# Required task:
Every record here should be printed again exactly.
─── The data ───
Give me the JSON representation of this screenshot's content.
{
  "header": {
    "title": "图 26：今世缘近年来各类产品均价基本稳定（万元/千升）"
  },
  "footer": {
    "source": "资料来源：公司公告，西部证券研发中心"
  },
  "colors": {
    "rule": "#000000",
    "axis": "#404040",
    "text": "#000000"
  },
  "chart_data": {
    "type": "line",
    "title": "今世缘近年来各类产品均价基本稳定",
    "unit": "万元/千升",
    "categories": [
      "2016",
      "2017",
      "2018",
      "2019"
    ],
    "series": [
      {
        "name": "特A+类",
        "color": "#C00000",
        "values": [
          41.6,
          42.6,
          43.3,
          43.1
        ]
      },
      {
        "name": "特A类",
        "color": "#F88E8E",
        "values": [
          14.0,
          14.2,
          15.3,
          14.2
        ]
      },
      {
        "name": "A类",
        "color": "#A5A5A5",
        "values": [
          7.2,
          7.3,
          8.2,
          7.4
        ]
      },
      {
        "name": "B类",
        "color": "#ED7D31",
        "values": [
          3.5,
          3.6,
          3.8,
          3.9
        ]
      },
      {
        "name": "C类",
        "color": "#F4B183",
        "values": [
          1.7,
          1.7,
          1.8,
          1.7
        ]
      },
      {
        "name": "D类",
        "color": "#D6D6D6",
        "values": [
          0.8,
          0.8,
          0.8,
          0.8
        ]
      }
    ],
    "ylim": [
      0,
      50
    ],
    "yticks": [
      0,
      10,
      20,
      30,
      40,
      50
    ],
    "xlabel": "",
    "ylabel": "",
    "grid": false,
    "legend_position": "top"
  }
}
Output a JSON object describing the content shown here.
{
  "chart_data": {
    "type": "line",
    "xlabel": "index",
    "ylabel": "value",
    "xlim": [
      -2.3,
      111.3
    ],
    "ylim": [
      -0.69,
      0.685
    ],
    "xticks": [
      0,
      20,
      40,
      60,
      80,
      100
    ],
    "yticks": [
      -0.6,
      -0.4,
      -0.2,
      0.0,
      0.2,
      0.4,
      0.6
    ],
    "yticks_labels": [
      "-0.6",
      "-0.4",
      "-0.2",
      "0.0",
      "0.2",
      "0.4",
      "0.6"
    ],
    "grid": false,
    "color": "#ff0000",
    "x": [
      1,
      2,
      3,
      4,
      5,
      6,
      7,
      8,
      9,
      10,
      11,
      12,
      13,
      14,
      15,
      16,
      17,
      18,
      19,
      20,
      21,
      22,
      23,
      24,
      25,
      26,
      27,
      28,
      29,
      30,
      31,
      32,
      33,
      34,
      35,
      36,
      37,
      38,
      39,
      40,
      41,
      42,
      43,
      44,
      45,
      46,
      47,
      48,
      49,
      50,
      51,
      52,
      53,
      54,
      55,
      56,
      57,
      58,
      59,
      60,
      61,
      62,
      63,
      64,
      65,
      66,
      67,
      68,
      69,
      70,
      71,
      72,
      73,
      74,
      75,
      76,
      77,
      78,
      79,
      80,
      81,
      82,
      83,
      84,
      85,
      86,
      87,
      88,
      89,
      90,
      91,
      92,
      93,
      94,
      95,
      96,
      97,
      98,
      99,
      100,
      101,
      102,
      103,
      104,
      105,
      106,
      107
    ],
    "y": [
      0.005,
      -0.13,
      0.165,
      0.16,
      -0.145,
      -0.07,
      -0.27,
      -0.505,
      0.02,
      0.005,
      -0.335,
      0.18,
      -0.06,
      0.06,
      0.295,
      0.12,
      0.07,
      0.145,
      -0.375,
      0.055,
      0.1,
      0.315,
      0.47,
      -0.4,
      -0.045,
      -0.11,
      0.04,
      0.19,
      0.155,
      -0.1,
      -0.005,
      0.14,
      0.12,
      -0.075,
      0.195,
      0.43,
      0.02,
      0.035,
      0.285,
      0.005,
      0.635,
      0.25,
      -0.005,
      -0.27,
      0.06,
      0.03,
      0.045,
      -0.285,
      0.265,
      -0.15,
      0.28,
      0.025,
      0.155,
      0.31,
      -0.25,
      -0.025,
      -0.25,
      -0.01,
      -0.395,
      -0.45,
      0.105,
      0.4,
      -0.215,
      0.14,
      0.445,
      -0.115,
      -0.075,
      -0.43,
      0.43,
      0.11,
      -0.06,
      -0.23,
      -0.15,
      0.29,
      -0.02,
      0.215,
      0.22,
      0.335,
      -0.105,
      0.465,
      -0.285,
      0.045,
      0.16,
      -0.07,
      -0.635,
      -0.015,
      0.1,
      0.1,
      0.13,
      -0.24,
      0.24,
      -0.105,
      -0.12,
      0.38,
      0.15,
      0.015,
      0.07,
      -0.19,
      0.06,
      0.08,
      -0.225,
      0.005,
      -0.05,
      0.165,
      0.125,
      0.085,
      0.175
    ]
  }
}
───
# Exercise response:
Give me the JSON representation of this screenshot's content.
{
  "header": {
    "title": "图 26：今世缘近年来各类产品均价基本稳定（万元/千升）"
  },
  "footer": {
    "source": "资料来源：公司公告，西部证券研发中心"
  },
  "colors": {
    "rule": "#000000",
    "axis": "#404040",
    "text": "#000000"
  },
  "chart_data": {
    "type": "line",
    "title": "今世缘近年来各类产品均价基本稳定",
    "unit": "万元/千升",
    "categories": [
      "2016",
      "2017",
      "2018",
      "2019"
    ],
    "series": [
      {
        "name": "特A+类",
        "color": "#C00000",
        "values": [
          41.6,
          42.6,
          43.3,
          43.1
        ]
      },
      {
        "name": "特A类",
        "color": "#F88E8E",
        "values": [
          14.0,
          14.2,
          15.3,
          14.2
        ]
      },
      {
        "name": "A类",
        "color": "#A5A5A5",
        "values": [
          7.2,
          7.3,
          8.2,
          7.4
        ]
      },
      {
        "name": "B类",
        "color": "#ED7D31",
        "values": [
          3.5,
          3.6,
          3.8,
          3.9
        ]
      },
      {
        "name": "C类",
        "color": "#F4B183",
        "values": [
          1.7,
          1.7,
          1.8,
          1.7
        ]
      },
      {
        "name": "D类",
        "color": "#D6D6D6",
        "values": [
          0.8,
          0.8,
          0.8,
          0.8
        ]
      }
    ],
    "ylim": [
      0,
      50
    ],
    "yticks": [
      0,
      10,
      20,
      30,
      40,
      50
    ],
    "xlabel": "",
    "ylabel": "",
    "grid": false,
    "legend_position": "top"
  }
}
Output a JSON object describing the content shown here.
{
  "chart_data": {
    "type": "line",
    "xlabel": "index",
    "ylabel": "value",
    "xlim": [
      -2.3,
      111.3
    ],
    "ylim": [
      -0.69,
      0.685
    ],
    "xticks": [
      0,
      20,
      40,
      60,
      80,
      100
    ],
    "yticks": [
      -0.6,
      -0.4,
      -0.2,
      0.0,
      0.2,
      0.4,
      0.6
    ],
    "yticks_labels": [
      "-0.6",
      "-0.4",
      "-0.2",
      "0.0",
      "0.2",
      "0.4",
      "0.6"
    ],
    "grid": false,
    "color": "#ff0000",
    "x": [
      1,
      2,
      3,
      4,
      5,
      6,
      7,
      8,
      9,
      10,
      11,
      12,
      13,
      14,
      15,
      16,
      17,
      18,
      19,
      20,
      21,
      22,
      23,
      24,
      25,
      26,
      27,
      28,
      29,
      30,
      31,
      32,
      33,
      34,
      35,
      36,
      37,
      38,
      39,
      40,
      41,
      42,
      43,
      44,
      45,
      46,
      47,
      48,
      49,
      50,
      51,
      52,
      53,
      54,
      55,
      56,
      57,
      58,
      59,
      60,
      61,
      62,
      63,
      64,
      65,
      66,
      67,
      68,
      69,
      70,
      71,
      72,
      73,
      74,
      75,
      76,
      77,
      78,
      79,
      80,
      81,
      82,
      83,
      84,
      85,
      86,
      87,
      88,
      89,
      90,
      91,
      92,
      93,
      94,
      95,
      96,
      97,
      98,
      99,
      100,
      101,
      102,
      103,
      104,
      105,
      106,
      107
    ],
    "y": [
      0.005,
      -0.13,
      0.165,
      0.16,
      -0.145,
      -0.07,
      -0.27,
      -0.505,
      0.02,
      0.005,
      -0.335,
      0.18,
      -0.06,
      0.06,
      0.295,
      0.12,
      0.07,
      0.145,
      -0.375,
      0.055,
      0.1,
      0.315,
      0.47,
      -0.4,
      -0.045,
      -0.11,
      0.04,
      0.19,
      0.155,
      -0.1,
      -0.005,
      0.14,
      0.12,
      -0.075,
      0.195,
      0.43,
      0.02,
      0.035,
      0.285,
      0.005,
      0.635,
      0.25,
      -0.005,
      -0.27,
      0.06,
      0.03,
      0.045,
      -0.285,
      0.265,
      -0.15,
      0.28,
      0.025,
      0.155,
      0.31,
      -0.25,
      -0.025,
      -0.25,
      -0.01,
      -0.395,
      -0.45,
      0.105,
      0.4,
      -0.215,
      0.14,
      0.445,
      -0.115,
      -0.075,
      -0.43,
      0.43,
      0.11,
      -0.06,
      -0.23,
      -0.15,
      0.29,
      -0.02,
      0.215,
      0.22,
      0.335,
      -0.105,
      0.465,
      -0.285,
      0.045,
      0.16,
      -0.07,
      -0.635,
      -0.015,
      0.1,
      0.1,
      0.13,
      -0.24,
      0.24,
      -0.105,
      -0.12,
      0.38,
      0.15,
      0.015,
      0.07,
      -0.19,
      0.06,
      0.08,
      -0.225,
      0.005,
      -0.05,
      0.165,
      0.125,
      0.085,
      0.175
    ]
  }
}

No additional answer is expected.